──────── RECORDED DATA
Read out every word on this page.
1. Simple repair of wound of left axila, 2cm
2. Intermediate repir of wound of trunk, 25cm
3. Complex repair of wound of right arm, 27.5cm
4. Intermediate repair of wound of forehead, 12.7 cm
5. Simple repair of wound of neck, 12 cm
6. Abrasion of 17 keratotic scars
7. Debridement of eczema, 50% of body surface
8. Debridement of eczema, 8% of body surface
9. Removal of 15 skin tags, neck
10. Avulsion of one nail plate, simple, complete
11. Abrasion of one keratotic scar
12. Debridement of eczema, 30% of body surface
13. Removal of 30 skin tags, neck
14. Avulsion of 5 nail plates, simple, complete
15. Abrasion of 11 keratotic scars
────────────────
▶ [THE EXERCISE]
Count the lines of the data that contain the string "Intermediate", and reply with that number alone.

▶ [FINISHED EXERCISE]
2